■ **PASSAGE SHOWN**:
☆ ☆ ☆

# 2015 6 nations rugby



## Pascal Aubois (Jan 12, 2015)

Living in Guadalajara right now and fan of rugby  Any nice British pub (ideally Irish) to watch the games starting next month ?
Thanks in advance
Saludos


----------



## TundraGreen (Jul 15, 2010)

Pascal Aubois said:


> Living in Guadalajara right now and fan of rugby  Any nice British pub (ideally Irish) to watch the games starting next month ?
> Thanks in advance
> Saludos


There is a rugby team here. I had a friend who used to play for the team. They probably would know of options for watching it. Unfortunately, I don't know how you would contact the team. My friend left town about 5 or 6 years ago. I will try writing to him, but I my not have a current email address for him.


----------



## Pascal Aubois (Jan 12, 2015)

Cheers Tundra, much apreciated:wink:


----------



## Longford (May 25, 2012)

TundraGreen said:


> There is a rugby team here. I had a friend who used to play for the team. They probably would know of options for watching it. Unfortunately, I don't know how you would contact the team. My friend left town about 5 or 6 years ago. I will try writing to him, but I my not have a current email address for him.


Maybe this will be helpful: https://www.facebook.com/RhinosRugbyClubGuadalajara


----------



## Pascal Aubois (Jan 12, 2015)

Thanks Longford


----------



## Parcos (May 13, 2014)

☆ ☆ ☆

■ **SOURCE EXCERPT**:
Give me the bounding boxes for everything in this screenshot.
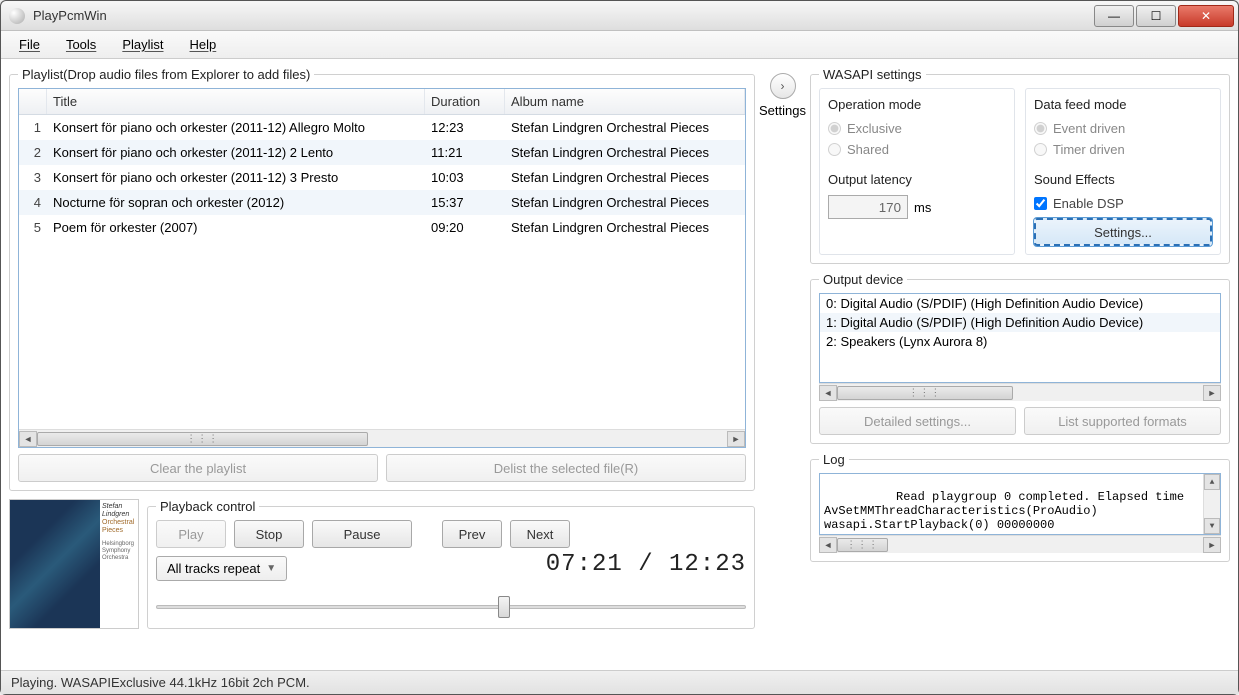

☆ ☆ ☆

■ **DIRECTION 1**:
List every distinct username that heads a post in the thread about watching Six Nations rugby in Guadalajara, counting each username once.
■ **DIRECTION 2**:
Continue the thread about watching Six Nations rugby in Guadalajara from its final header, which stands over an empty post.

■ **EXERCISE OUTPUT 1**:
Pascal Aubois, TundraGreen, Longford, Parcos

■ **EXERCISE OUTPUT 2**:
Check out Temple Bar, Lopez Cotilla 1860 | Colonia Lafayette, 44160.


----------



## TundraGreen (Jul 15, 2010)

Parcos said:


> Check out Temple Bar, Lopez Cotilla 1860 | Colonia Lafayette, 44160.


You beat me to it. My rugby playing friend suggested:

"Your friend should check out Temple Bar on Lopez Cotilla, run by an expat Irishman: 
https://www.google.com/search?q=Temple+Bar+GDL&oq=Temple+Bar+GDL&aqs=chrome..69i57j69i60l2.6453j0j4&sourceid=chrome&es_sm=122&ie=UTF-8 . 

Typically my old team watches either there or at a player (usually one of the expat French)'s house. He could also shoot an email to [email protected] , its run by former teammates of mine (most of whom speak decent English)."


----------



## Parcos (May 13, 2014)

Colonia Lafayette is near Avenida Chapultepec and one of the best neighborhoods in Guadalajara for pubs, restaurants and nightlife. Not far from the US consulate.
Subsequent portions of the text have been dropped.